• **Set exercise**
Omit the pictures, then reproduce every remaining record exactly.

• **Given records**
-------

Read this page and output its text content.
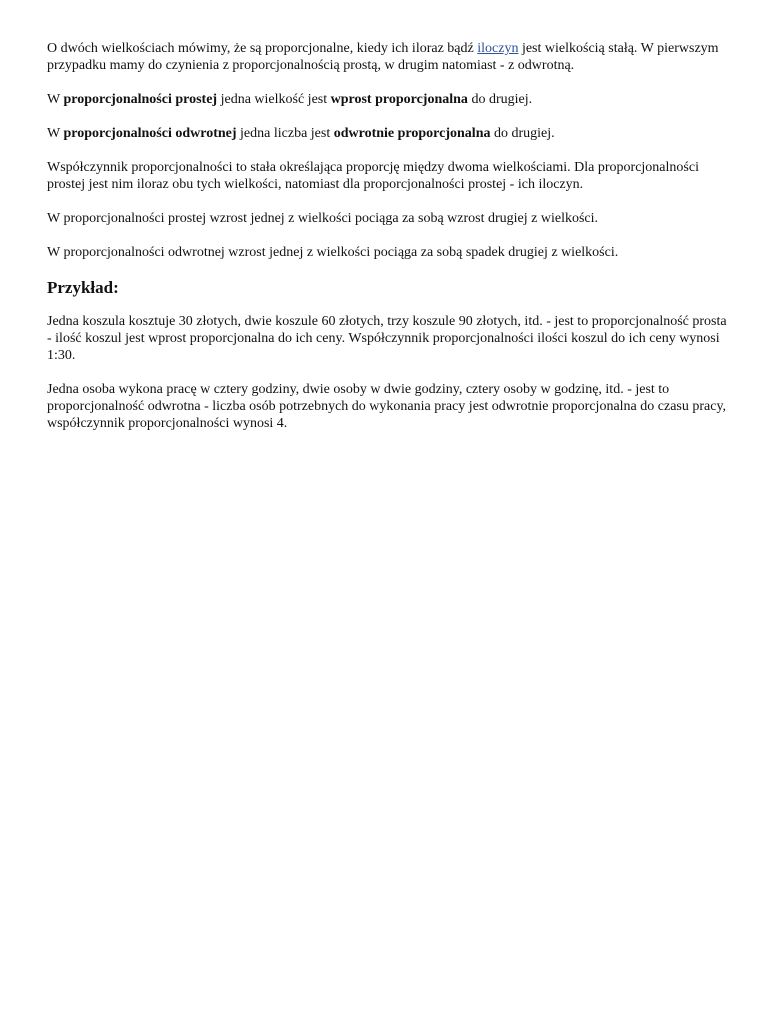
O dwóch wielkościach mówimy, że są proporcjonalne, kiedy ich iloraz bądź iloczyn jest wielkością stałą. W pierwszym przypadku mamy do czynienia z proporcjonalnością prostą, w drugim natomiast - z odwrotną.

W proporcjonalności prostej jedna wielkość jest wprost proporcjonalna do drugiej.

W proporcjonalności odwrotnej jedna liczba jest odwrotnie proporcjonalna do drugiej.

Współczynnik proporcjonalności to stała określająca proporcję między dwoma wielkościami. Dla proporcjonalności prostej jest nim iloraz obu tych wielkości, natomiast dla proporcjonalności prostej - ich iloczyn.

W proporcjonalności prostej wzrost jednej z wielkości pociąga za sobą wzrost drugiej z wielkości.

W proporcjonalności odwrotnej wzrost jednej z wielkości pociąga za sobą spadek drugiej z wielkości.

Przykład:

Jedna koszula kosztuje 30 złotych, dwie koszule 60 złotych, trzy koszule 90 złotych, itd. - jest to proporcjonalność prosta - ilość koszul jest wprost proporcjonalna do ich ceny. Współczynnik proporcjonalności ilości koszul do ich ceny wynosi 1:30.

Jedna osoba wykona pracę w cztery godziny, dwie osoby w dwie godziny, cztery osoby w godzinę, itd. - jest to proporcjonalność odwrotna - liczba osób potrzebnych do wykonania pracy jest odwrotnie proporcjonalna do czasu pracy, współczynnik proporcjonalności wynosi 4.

-------

• **Output of the task**
Read this page and output its text content.
O dwóch wielkościach mówimy, że są proporcjonalne, kiedy ich iloraz bądź iloczyn jest wielkością stałą. W pierwszym przypadku mamy do czynienia z proporcjonalnością prostą, w drugim natomiast - z odwrotną.

W proporcjonalności prostej jedna wielkość jest wprost proporcjonalna do drugiej.

W proporcjonalności odwrotnej jedna liczba jest odwrotnie proporcjonalna do drugiej.

Współczynnik proporcjonalności to stała określająca proporcję między dwoma wielkościami. Dla proporcjonalności prostej jest nim iloraz obu tych wielkości, natomiast dla proporcjonalności prostej - ich iloczyn.

W proporcjonalności prostej wzrost jednej z wielkości pociąga za sobą wzrost drugiej z wielkości.

W proporcjonalności odwrotnej wzrost jednej z wielkości pociąga za sobą spadek drugiej z wielkości.

Przykład:

Jedna koszula kosztuje 30 złotych, dwie koszule 60 złotych, trzy koszule 90 złotych, itd. - jest to proporcjonalność prosta - ilość koszul jest wprost proporcjonalna do ich ceny. Współczynnik proporcjonalności ilości koszul do ich ceny wynosi 1:30.

Jedna osoba wykona pracę w cztery godziny, dwie osoby w dwie godziny, cztery osoby w godzinę, itd. - jest to proporcjonalność odwrotna - liczba osób potrzebnych do wykonania pracy jest odwrotnie proporcjonalna do czasu pracy, współczynnik proporcjonalności wynosi 4.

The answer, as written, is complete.